##### ESTRATTO DELLA PAGINA #####

Iran, Lega Romagna attacca la sinistra: “Assente davanti alla rivolta democratica”
Raffaelli e Giani criticano la mancata adesione alle manifestazioni della comunità iraniana di Rimini dell’11 e 16 gennaio
La Lega Romagna critica l’assenza della sinistra e di alcune sigle sindacali e politiche alle manifestazioni della comunità iraniana di Rimini dell’11 e 16 gennaio. Secondo il partito, la rivolta iraniana rappresenta un autentico movimento democratico contro una dittatura teocratica sanguinaria e avrebbe meritato un sostegno trasversale.
La nota stampa di Lega Romagna
“L’assenza della sinistra e di altre sigle dalle due manifestazioni della comunità iraniana riminese di domenica 11 e di venerdì 16 gennaio, liberamente appoggiate da associazioni e da partiti politici schierati su diversi fronti, la dice lunga sull’ambiguità e sulla confusione che regnano in quell’area. Quello degli iraniani è un vero moto democratico, è resistenza alla tirannia teocratica e a un regime sanguinario che ha negato ogni libertà. Di conseguenza ci saremmo aspettati la piena adesione anche di partiti e di sindacati che ogni giorno tuonano contro l’autoritarismo. Ma così non è stato e non sarà. Al contrario, è stata indetta una manifestazione, appoggiata dalla Cgil, promossa da due sigle che sostengono l’una un’improbabile ‘pace nel mondo’, l’altra il ‘non riarmo europeo’, prendendo evidentemente solo a pretesto la rivolta in Iran. Nella locandina sono contenuti principi molto simili a quelli manifestati dalla comunità iraniana nella piazza riminese, ma allora quali sono i motivi dell’assenza della sinistra massimalista dalle manifestazioni dell’11 e del 16 gennaio? La verità è che a quest’area della sinistra interessa di più urlare contro un possibile intervento ‘imperialista e coloniale’ degli USA piuttosto che sostenere ogni opzione per liberare giovani, donne, lavoratori iraniani dalla dittatura. L’abbiamo visto anche per il Venezuela dove è esplosa la figuraccia mondiale di Cgil, associazioni e partiti della sinistra schierati contro gli USA e di conseguenza ancora a sostegno della feroce dittatura di Maduro”.
Così in una nota Elena Raffaelli e Gilberto Giani, rispettivamente segretario provinciale e comunale della Lega di Rimini.
“La sinistra italiana non riesce a staccarsi dall’eredità politica del comunismo sovietico che ritorna negli slogan contro gli Usa e nel cancellare il ricordo di chi ha effettivamente liberato l’Italia dall’occupazione nazista con un tributo altissimo di morti. E Rimini questo lo sa bene. Al nostro Paese gli Usa hanno garantito la liberazione dalla dittatura e l’instaurarsi di una democrazia, ci chiediamo per quale motivo oscuro si dovrebbe impedire al popolo iraniano di ricevere il medesimo sostegno. Da ultimo, non possiamo non stupirci dell’elusività del sindaco di Rimini Jamil Sadegholvaad, originario di quel tormentato Paese. Mentre nel giugno scorso non ha esitato a condannare l’attacco israeliano ai siti nucleari degli Ayatollah, oggi, di fronte al bagno di sangue ordinato da Khamenei, ha evitato di sostenere le manifestazioni indette dalla comunità iraniana riminese. Il che la dice lunga sul settarismo ideologico del Pd e sul suo storico sostegno a ogni regime autoritario contro l’Occidente e le sue istanze”.

##### RIGHE MOSTRATE #####

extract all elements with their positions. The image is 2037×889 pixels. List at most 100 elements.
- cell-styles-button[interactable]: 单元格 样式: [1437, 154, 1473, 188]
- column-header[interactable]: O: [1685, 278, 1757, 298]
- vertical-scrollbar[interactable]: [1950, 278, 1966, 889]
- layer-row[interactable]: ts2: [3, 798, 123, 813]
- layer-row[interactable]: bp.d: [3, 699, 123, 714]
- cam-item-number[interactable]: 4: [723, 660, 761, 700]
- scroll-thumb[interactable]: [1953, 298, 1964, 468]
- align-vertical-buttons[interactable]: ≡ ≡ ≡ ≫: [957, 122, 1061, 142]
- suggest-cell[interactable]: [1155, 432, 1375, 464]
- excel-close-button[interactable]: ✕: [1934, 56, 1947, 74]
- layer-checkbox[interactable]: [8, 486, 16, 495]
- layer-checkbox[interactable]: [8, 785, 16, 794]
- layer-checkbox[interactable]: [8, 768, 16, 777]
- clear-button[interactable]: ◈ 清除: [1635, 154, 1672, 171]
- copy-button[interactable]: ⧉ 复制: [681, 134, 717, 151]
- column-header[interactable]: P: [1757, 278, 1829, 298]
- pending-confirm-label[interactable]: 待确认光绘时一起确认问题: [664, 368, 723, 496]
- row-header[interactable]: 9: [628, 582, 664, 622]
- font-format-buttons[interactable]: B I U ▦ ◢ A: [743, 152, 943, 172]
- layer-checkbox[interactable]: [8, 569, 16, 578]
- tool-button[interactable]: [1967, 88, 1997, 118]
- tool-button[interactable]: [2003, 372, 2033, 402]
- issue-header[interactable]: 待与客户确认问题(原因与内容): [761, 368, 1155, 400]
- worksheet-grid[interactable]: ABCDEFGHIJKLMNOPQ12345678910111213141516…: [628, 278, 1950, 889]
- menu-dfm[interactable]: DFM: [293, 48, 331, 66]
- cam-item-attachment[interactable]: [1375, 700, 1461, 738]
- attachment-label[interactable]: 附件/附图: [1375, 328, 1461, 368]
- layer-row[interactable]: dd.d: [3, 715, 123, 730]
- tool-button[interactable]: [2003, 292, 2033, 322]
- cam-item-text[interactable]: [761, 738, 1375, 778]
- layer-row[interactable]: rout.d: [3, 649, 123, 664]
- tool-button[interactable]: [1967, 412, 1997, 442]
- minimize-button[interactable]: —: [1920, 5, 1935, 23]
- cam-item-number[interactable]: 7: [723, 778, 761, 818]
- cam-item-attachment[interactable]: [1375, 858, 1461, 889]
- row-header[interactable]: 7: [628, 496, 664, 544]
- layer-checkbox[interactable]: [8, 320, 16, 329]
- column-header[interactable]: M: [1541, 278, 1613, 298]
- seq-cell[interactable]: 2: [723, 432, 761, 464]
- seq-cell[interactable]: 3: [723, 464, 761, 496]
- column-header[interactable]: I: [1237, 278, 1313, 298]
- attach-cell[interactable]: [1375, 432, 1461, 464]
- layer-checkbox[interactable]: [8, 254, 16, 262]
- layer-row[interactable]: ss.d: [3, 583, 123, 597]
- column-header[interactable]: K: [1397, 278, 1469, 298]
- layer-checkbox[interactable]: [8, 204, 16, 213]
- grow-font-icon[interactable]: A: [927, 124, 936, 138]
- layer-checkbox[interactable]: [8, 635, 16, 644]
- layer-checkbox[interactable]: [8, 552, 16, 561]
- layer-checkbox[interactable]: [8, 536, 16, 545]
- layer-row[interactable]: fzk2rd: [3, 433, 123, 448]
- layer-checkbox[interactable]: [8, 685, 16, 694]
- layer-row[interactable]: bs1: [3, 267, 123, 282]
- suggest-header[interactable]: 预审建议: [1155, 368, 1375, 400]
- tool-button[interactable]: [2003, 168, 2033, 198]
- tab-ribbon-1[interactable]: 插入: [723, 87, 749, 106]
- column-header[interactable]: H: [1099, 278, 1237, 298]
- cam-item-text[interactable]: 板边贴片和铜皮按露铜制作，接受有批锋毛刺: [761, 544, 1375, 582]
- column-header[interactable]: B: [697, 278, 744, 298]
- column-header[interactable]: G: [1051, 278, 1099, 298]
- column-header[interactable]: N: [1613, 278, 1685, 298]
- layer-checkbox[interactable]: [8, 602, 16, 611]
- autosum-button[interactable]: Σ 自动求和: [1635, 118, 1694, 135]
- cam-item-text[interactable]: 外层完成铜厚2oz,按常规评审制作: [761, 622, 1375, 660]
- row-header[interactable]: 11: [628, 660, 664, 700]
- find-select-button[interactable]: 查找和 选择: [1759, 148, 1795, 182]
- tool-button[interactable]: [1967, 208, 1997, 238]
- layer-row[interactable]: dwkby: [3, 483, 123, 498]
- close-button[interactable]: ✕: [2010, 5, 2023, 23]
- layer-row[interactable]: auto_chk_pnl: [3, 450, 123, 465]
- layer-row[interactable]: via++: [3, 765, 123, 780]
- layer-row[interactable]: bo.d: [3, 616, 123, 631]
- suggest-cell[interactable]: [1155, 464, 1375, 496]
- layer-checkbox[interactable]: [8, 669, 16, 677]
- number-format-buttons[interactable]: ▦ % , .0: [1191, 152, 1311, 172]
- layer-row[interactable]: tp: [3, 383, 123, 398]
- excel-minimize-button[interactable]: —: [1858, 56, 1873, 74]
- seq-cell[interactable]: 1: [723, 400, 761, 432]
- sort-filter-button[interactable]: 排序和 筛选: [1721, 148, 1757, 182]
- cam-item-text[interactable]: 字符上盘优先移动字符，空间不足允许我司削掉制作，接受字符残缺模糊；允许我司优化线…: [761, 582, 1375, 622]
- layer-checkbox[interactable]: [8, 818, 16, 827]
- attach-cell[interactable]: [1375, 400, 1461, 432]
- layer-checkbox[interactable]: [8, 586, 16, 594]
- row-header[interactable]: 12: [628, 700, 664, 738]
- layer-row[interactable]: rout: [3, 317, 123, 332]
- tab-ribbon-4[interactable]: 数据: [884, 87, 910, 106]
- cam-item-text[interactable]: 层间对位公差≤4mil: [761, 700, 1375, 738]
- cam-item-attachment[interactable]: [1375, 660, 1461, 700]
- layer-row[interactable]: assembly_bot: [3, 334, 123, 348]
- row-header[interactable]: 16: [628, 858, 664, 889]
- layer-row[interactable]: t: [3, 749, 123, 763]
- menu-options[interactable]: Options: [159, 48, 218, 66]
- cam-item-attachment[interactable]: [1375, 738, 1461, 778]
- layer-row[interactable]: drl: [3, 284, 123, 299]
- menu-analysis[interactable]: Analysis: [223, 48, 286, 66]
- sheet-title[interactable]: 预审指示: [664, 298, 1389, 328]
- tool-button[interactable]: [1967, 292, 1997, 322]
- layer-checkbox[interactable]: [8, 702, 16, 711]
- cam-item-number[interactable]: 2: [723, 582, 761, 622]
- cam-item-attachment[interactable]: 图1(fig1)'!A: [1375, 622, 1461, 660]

#####

• COMPITI DA SVOLGERE
1. Scrivi tutte le persone chiamate per nome nell'articolo sulla Lega Romagna e l'Iran.
2. Aggiorna la parte dell'articolo sulla Lega Romagna e l'Iran che si apre con le parole che contengono "Raffaelli e Giani" e si chiude con "un sostegno trasversale.". Al posto di "manifestazioni" metti "iniziative".
Le righe vengono da un'altra fonte.

• RISULTATI PER COMPITO
1. Elena Raffaelli, Gilberto Giani, Maduro, Jamil Sadegholvaad, Khamenei

2.
Raffaelli e Giani criticano la mancata adesione alle iniziative della comunità iraniana di Rimini dell’11 e 16 gennaio
La Lega Romagna critica l’assenza della sinistra e di alcune sigle sindacali e politiche alle iniziative della comunità iraniana di Rimini dell’11 e 16 gennaio. Secondo il partito, la rivolta iraniana rappresenta un autentico movimento democratico contro una dittatura teocratica sanguinaria e avrebbe meritato un sostegno trasversale.